- Exercise aim
Restate the listing that follows word for word, without its pictures.

(Items listed in a dataset)
◇ ◇ ◇

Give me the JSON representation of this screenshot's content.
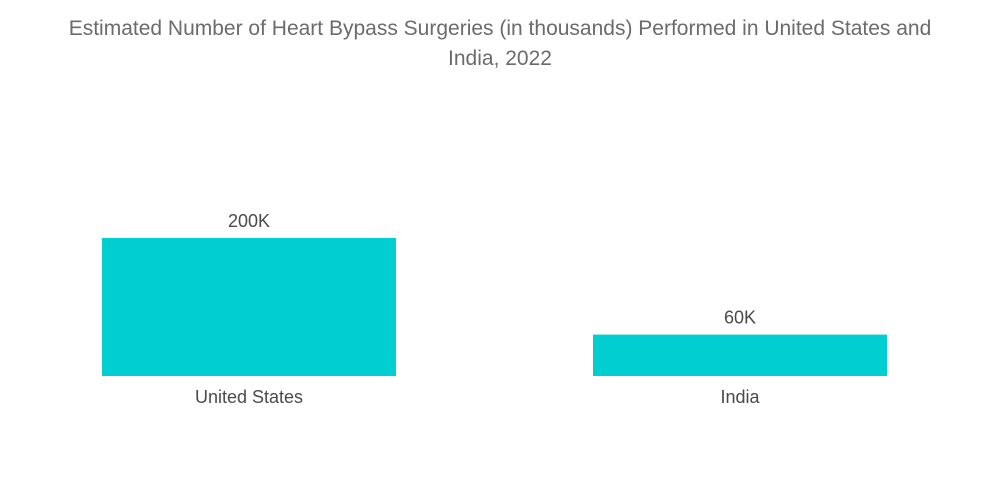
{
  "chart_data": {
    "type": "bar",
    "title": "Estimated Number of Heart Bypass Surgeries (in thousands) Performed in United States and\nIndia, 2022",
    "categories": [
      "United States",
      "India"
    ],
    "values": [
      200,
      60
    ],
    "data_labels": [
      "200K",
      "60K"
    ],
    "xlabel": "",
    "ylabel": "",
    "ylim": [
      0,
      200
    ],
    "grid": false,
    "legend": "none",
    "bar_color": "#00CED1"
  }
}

◇ ◇ ◇

- The response
Give me the JSON representation of this screenshot's content.
{
  "chart_data": {
    "type": "bar",
    "title": "Estimated Number of Heart Bypass Surgeries (in thousands) Performed in United States and\nIndia, 2022",
    "categories": [
      "United States",
      "India"
    ],
    "values": [
      200,
      60
    ],
    "data_labels": [
      "200K",
      "60K"
    ],
    "xlabel": "",
    "ylabel": "",
    "ylim": [
      0,
      200
    ],
    "grid": false,
    "legend": "none",
    "bar_color": "#00CED1"
  }
}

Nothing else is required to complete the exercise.